Scan the data. Collect each line that contains the word "уравнению".

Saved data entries
_ _ _ _

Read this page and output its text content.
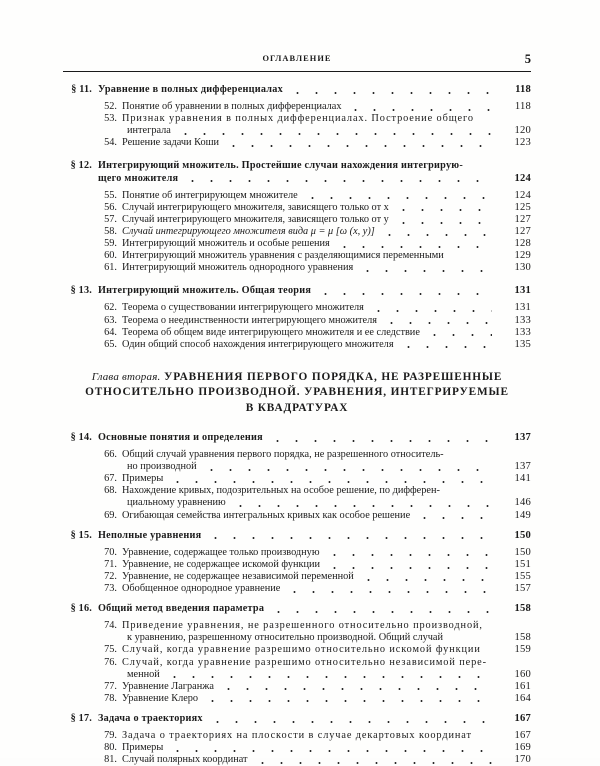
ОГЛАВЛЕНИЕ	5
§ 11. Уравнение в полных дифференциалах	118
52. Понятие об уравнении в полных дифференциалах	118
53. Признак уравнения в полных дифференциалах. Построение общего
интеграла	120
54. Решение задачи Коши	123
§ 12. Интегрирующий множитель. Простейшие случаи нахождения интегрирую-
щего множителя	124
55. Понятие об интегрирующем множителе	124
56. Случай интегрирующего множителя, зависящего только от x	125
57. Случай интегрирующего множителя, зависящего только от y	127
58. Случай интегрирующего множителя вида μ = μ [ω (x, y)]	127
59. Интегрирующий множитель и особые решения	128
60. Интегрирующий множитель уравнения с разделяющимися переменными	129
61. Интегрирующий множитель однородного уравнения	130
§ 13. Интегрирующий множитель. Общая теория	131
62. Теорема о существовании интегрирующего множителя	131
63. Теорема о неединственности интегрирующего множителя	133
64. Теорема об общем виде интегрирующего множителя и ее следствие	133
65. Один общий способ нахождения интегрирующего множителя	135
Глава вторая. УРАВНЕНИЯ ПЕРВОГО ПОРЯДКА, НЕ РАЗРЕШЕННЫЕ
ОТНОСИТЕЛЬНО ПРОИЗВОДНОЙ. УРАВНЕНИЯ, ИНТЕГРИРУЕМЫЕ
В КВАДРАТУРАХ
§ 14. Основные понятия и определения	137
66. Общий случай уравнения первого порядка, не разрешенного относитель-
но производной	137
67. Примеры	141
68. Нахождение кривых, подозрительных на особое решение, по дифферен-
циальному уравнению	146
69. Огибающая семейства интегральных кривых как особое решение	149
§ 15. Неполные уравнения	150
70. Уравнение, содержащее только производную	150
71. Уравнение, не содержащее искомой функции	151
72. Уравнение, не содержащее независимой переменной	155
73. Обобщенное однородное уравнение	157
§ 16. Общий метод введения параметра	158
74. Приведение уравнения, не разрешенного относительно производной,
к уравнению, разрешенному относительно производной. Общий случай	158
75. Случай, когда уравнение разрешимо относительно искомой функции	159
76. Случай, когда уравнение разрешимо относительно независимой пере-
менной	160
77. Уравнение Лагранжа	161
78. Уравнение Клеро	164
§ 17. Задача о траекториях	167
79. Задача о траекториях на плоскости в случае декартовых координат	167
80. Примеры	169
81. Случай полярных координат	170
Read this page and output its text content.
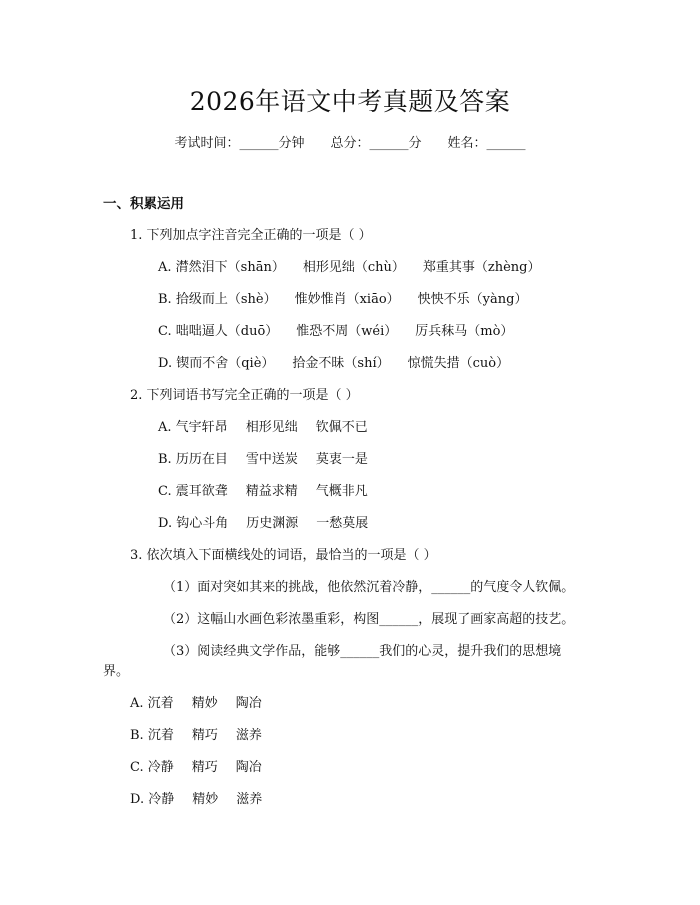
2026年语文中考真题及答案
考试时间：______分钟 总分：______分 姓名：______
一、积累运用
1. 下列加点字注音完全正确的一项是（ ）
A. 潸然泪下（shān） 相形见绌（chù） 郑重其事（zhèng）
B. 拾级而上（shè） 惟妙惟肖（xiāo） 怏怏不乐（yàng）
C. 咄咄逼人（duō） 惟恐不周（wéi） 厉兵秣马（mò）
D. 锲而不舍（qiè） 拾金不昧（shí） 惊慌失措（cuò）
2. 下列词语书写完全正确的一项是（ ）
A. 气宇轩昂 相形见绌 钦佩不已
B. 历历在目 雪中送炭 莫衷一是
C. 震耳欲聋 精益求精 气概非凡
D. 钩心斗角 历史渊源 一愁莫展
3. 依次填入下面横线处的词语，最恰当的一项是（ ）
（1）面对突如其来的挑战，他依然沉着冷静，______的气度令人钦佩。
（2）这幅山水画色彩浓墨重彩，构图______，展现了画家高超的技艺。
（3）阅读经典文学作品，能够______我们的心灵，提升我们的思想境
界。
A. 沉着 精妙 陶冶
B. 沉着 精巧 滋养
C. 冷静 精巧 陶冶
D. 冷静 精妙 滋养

_ _ _ _

Response:
циальному уравнению	146
к уравнению, разрешенному относительно производной. Общий случай	158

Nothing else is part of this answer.